• Problem details:
Every line with the word "Tracheestammen" in it should be extracted from the data that follows.

◆ ◆ ◆ ◆ ◆ ◆ ◆

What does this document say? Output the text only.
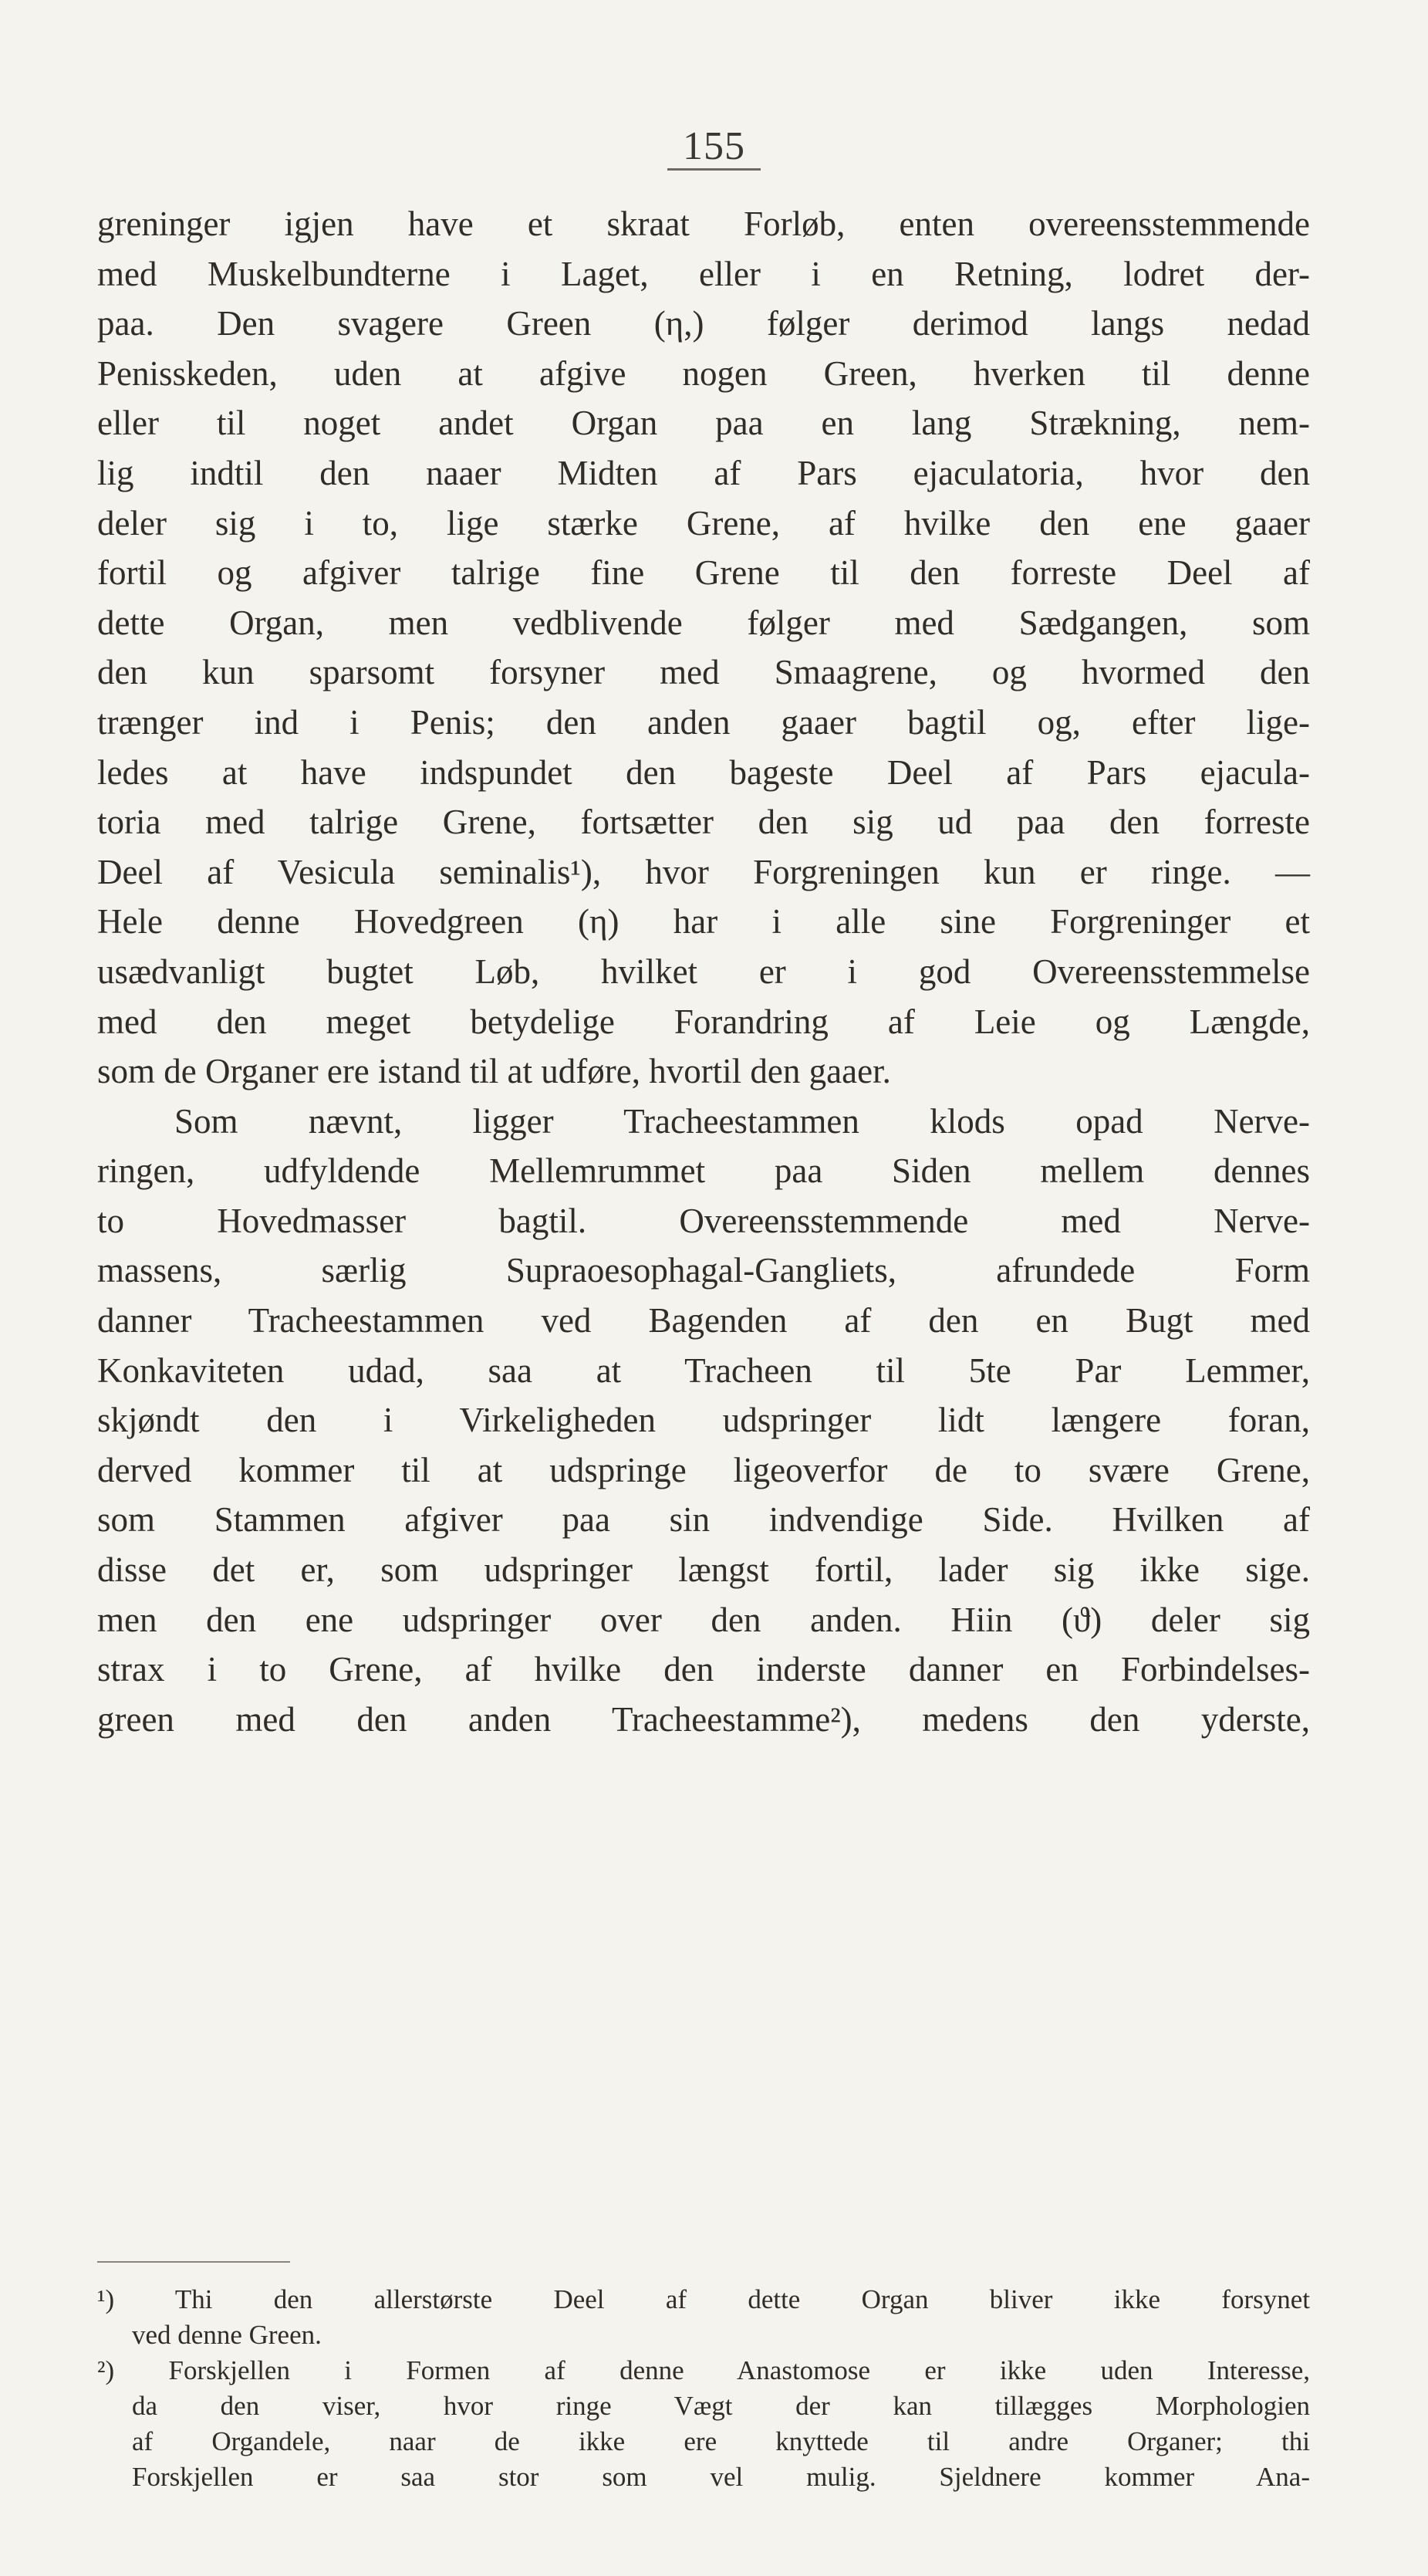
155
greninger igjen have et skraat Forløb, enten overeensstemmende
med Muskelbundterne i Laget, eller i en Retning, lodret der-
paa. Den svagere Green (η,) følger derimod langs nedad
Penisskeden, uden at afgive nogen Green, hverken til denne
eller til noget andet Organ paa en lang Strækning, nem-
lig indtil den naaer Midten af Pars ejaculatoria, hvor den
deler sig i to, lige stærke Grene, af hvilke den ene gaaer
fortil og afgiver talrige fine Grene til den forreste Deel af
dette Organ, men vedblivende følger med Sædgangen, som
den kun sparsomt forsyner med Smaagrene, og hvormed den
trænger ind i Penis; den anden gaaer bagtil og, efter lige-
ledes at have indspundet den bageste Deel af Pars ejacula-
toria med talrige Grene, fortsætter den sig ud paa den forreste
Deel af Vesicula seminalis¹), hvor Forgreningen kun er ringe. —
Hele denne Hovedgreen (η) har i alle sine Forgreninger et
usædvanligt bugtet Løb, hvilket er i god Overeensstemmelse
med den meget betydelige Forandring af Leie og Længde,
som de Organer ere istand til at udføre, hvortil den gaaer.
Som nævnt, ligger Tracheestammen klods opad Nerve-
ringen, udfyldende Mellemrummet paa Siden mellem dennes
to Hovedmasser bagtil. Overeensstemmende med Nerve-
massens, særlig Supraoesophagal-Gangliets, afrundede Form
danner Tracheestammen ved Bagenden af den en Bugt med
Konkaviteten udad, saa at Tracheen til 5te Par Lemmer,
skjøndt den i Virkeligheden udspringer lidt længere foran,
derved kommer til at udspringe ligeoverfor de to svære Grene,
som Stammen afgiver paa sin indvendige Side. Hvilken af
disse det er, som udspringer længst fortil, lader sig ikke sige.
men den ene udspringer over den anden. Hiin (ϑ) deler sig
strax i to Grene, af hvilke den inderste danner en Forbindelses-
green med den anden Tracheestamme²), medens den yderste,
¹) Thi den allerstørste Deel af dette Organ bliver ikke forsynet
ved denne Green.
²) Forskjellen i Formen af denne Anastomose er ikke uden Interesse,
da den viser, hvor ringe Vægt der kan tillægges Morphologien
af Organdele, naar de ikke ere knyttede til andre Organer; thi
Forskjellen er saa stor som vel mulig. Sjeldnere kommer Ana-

◆ ◆ ◆ ◆ ◆ ◆ ◆

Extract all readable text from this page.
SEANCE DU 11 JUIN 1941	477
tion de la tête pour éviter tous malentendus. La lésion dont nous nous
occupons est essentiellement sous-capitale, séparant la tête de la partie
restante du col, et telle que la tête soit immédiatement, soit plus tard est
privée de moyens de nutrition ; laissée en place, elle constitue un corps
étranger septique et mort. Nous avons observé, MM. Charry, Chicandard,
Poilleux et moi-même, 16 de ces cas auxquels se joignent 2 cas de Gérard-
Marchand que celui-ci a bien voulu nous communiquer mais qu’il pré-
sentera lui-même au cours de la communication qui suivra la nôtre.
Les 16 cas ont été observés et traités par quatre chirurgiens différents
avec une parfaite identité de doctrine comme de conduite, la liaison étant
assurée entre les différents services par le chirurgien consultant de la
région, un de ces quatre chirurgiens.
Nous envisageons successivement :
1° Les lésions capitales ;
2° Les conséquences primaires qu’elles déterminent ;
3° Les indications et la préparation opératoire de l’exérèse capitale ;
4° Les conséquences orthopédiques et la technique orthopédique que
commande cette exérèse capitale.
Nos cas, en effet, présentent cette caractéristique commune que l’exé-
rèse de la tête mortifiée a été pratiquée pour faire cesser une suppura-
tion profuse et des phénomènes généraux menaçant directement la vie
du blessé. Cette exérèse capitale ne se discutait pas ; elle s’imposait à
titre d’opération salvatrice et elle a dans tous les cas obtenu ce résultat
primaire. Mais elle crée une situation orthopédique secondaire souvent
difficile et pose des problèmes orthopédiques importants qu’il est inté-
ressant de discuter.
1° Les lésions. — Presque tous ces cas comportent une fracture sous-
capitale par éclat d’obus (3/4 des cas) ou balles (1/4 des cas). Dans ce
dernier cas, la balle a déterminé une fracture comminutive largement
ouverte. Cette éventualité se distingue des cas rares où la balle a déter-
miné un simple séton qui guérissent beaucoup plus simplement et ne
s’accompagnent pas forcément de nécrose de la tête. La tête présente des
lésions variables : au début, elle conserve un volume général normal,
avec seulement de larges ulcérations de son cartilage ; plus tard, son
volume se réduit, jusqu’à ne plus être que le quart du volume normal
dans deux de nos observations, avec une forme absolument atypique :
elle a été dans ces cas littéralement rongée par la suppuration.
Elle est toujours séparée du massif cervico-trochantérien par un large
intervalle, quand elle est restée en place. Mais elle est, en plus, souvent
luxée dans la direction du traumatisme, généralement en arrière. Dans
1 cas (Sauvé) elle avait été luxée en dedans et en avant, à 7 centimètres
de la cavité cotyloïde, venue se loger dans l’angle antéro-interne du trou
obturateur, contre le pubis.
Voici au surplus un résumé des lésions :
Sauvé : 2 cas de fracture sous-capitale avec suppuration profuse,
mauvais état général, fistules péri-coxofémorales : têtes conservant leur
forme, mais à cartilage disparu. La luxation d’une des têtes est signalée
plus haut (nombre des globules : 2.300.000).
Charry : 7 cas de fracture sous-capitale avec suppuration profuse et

◆ ◆ ◆ ◆ ◆ ◆ ◆

• Written solution:
Som nævnt, ligger Tracheestammen klods opad Nerve-
danner Tracheestammen ved Bagenden af den en Bugt med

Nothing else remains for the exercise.